◆ **Given problem**:
Answer these from the igroupby excerpt below:
(a) What does list(g) return when release_remainding=False is specified?
(b) What is the default value of group_release_cond?
(c) In the stopwords grouping with key=lambda w: w in stopwords, which words fall under the key False?

◆ **Document excerpt**:

══════════════════════════════

Yields: (group_key, items_in_that_group) pairs

The following will group numbers according to their parity (0 for even, 1 for odd), releasing a list of numbers collected when that list reaches length 3:

>>> g = igroupby(items=range(11),
...             key=lambda x: x % 2,
...             group_release_cond=lambda k, v: len(v) == 3)
>>> list(g)
[(0, [0, 2, 4]), (1, [1, 3, 5]), (0, [6, 8, 10]), (1, [7, 9])]

If we specify release_remainding=False though, we won’t get

>>> g = igroupby(items=range(11),
...             key=lambda x: x % 2,
...             group_release_cond=lambda k, v: len(v) == 3,
...             release_remainding=False)
>>> list(g)
[(0, [0, 2, 4]), (1, [1, 3, 5]), (0, [6, 8, 10])]

# >>> grps = partial(igroupby, group_release_cond=False, release_remainding=True)

Below we show that, with the default group_release_cond = lambda k, v: False and release_remainding=True`` we have dict(igroupby(...)) == groupby(...)

>>> from functools import partial
>>> from dol import groupby
>>>
>>> kws = dict(items=range(11), key=lambda x: x % 3)
>>> assert (dict(igroupby(**kws)) == groupby(**kws)
...         == {0: [0, 3, 6, 9], 1: [1, 4, 7, 10], 2: [2, 5, 8]})
>>>
>>> tokens = ['the', 'fox', 'is', 'in', 'a', 'box']
>>> kws = dict(items=tokens, key=len)
>>> assert (dict(igroupby(**kws)) == groupby(**kws)
...         == {3: ['the', 'fox', 'box'], 2: ['is', 'in'], 1: ['a']})
>>>
>>> key_map = {1: 'one', 2: 'two'}
>>> kws.update(key=lambda x: key_map.get(len(x), 'more'))
>>> assert (dict(igroupby(**kws)) == groupby(**kws)
...         == {'more': ['the', 'fox', 'box'], 'two': ['is', 'in'], 'one': ['a']})
>>>
>>> stopwords = {'the', 'in', 'a', 'on'}
>>> kws.update(key=lambda w: w in stopwords)
>>> assert (dict(igroupby(**kws)) == groupby(**kws)
...         == {True: ['the', 'in', 'a'], False: ['fox', 'is', 'box']})
>>> kws.update(key=lambda w: ['words', 'stopwords'][int(w in stopwords)])
>>> assert (dict(igroupby(**kws)) == groupby(**kws)
...         == {'stopwords': ['the', 'in', 'a'], 'words': ['fox', 'is', 'box']})

══════════════════════════════

◆ **Dataset rows**:

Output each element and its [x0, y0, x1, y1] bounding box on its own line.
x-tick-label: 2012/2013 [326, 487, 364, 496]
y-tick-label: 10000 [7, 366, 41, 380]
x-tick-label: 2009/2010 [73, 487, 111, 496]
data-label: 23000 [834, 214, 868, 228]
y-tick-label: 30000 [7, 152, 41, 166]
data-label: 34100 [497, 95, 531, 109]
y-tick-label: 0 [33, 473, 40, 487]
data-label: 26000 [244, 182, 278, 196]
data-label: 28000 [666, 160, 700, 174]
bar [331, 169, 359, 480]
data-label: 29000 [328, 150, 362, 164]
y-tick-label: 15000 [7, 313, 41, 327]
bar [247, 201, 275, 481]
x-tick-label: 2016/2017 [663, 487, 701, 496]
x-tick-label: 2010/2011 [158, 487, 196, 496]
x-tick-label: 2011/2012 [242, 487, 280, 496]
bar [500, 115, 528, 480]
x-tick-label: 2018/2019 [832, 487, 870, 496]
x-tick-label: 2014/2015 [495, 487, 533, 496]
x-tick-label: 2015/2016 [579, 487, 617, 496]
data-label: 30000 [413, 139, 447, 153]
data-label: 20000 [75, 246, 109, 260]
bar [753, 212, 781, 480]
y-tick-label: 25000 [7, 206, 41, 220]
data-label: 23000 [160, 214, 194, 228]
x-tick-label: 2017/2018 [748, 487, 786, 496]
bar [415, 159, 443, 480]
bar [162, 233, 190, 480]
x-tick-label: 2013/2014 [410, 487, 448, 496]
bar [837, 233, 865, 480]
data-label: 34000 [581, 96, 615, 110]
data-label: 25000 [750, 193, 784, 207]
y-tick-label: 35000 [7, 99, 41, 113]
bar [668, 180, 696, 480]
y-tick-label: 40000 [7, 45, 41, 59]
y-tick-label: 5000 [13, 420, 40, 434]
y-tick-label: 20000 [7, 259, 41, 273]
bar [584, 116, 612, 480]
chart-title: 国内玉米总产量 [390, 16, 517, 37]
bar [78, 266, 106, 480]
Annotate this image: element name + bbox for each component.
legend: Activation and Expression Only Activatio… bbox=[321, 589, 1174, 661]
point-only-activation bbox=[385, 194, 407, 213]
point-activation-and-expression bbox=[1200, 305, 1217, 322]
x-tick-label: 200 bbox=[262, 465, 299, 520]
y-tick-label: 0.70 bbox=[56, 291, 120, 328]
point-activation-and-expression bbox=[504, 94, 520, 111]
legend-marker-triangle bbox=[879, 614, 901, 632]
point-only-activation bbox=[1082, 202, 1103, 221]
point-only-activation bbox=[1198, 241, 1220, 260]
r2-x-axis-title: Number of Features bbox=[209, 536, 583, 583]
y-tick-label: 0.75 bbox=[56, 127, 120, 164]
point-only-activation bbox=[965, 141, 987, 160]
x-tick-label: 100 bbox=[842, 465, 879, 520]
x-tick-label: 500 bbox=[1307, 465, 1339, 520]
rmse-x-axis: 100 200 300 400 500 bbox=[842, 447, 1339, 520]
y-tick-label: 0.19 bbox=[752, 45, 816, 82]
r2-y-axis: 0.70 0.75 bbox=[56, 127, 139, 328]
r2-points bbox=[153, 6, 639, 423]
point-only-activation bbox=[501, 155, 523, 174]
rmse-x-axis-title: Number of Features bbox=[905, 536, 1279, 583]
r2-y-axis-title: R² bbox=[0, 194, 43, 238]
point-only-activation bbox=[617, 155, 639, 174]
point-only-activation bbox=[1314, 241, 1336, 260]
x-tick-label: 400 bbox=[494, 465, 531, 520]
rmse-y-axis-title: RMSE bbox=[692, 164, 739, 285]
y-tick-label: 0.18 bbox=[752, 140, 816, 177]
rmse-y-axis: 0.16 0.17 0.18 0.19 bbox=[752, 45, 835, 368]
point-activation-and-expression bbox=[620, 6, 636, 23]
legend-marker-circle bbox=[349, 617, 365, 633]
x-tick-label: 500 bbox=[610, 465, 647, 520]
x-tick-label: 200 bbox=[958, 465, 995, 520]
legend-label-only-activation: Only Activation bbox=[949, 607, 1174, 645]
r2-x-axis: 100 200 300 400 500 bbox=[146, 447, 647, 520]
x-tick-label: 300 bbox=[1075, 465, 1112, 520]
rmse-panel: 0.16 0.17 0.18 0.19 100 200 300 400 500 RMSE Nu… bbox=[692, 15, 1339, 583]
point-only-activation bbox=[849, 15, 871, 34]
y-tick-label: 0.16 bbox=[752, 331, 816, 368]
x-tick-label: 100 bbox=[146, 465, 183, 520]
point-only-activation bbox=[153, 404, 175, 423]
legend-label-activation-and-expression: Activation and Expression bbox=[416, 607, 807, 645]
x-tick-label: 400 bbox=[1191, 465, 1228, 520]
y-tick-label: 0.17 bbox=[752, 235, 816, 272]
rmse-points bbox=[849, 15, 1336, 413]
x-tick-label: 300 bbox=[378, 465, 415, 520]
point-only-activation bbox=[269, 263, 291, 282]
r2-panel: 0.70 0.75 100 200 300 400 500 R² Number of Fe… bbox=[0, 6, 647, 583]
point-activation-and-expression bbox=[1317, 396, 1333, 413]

══════════════════════════════

◆ **Worked solution**:
(a) [(0, [0, 2, 4]), (1, [1, 3, 5]), (0, [6, 8, 10])]
(b) lambda k, v: False
(c) 'fox', 'is' and 'box'